→ The task: Collect every line below that contains the word "text".

→ Data extract:
************
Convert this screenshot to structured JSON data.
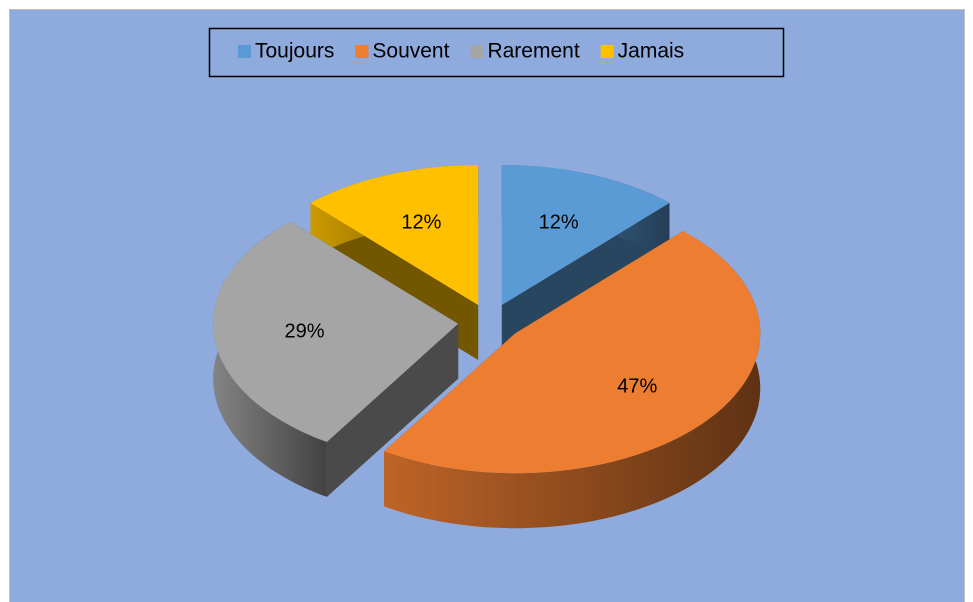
{
  "chart_data": {
    "type": "pie",
    "categories": [
      "Toujours",
      "Souvent",
      "Rarement",
      "Jamais"
    ],
    "values": [
      12,
      47,
      29,
      12
    ],
    "value_labels": [
      "12%",
      "47%",
      "29%",
      "12%"
    ],
    "colors": [
      "#5b9bd5",
      "#ed7d31",
      "#a5a5a5",
      "#ffc000"
    ],
    "legend": "top"
  }
}
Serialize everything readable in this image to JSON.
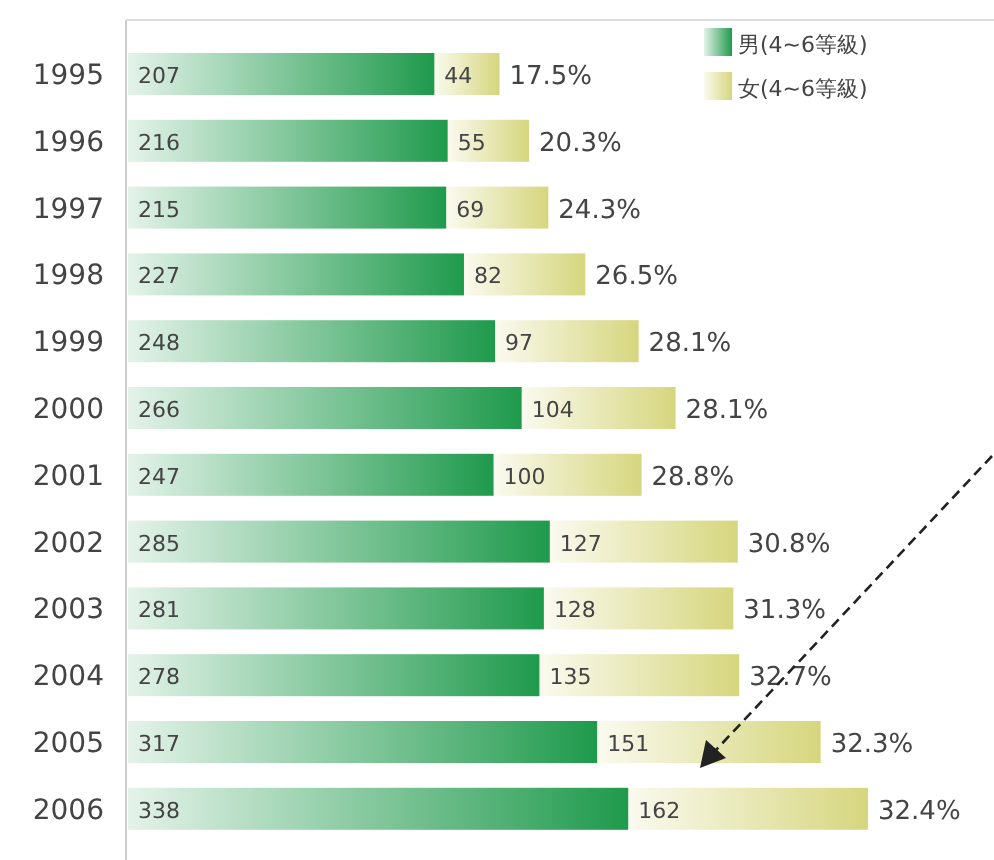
{
  "chart_data": {
    "type": "bar",
    "orientation": "horizontal",
    "stacked": true,
    "data_labels": true,
    "legend": "top right",
    "categories": [
      "1995",
      "1996",
      "1997",
      "1998",
      "1999",
      "2000",
      "2001",
      "2002",
      "2003",
      "2004",
      "2005",
      "2006"
    ],
    "series": [
      {
        "name": "男(4~6等級)",
        "color": "#1f9a4c",
        "values": [
          207,
          216,
          215,
          227,
          248,
          266,
          247,
          285,
          281,
          278,
          317,
          338
        ]
      },
      {
        "name": "女(4~6等級)",
        "color": "#d6d67e",
        "values": [
          44,
          55,
          69,
          82,
          97,
          104,
          100,
          127,
          128,
          135,
          151,
          162
        ]
      }
    ],
    "annotations": [
      {
        "text": "17.5%",
        "x": 251,
        "y": "1995"
      },
      {
        "text": "20.3%",
        "x": 271,
        "y": "1996"
      },
      {
        "text": "24.3%",
        "x": 284,
        "y": "1997"
      },
      {
        "text": "26.5%",
        "x": 309,
        "y": "1998"
      },
      {
        "text": "28.1%",
        "x": 345,
        "y": "1999"
      },
      {
        "text": "28.1%",
        "x": 370,
        "y": "2000"
      },
      {
        "text": "28.8%",
        "x": 347,
        "y": "2001"
      },
      {
        "text": "30.8%",
        "x": 412,
        "y": "2002"
      },
      {
        "text": "31.3%",
        "x": 409,
        "y": "2003"
      },
      {
        "text": "32.7%",
        "x": 413,
        "y": "2004"
      },
      {
        "text": "32.3%",
        "x": 468,
        "y": "2005"
      },
      {
        "text": "32.4%",
        "x": 500,
        "y": "2006"
      }
    ]
  }
}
************
→ Exercise result:
        "text": "17.5%",
        "text": "20.3%",
        "text": "24.3%",
        "text": "26.5%",
        "text": "28.1%",
        "text": "28.1%",
        "text": "28.8%",
        "text": "30.8%",
        "text": "31.3%",
        "text": "32.7%",
        "text": "32.3%",
        "text": "32.4%",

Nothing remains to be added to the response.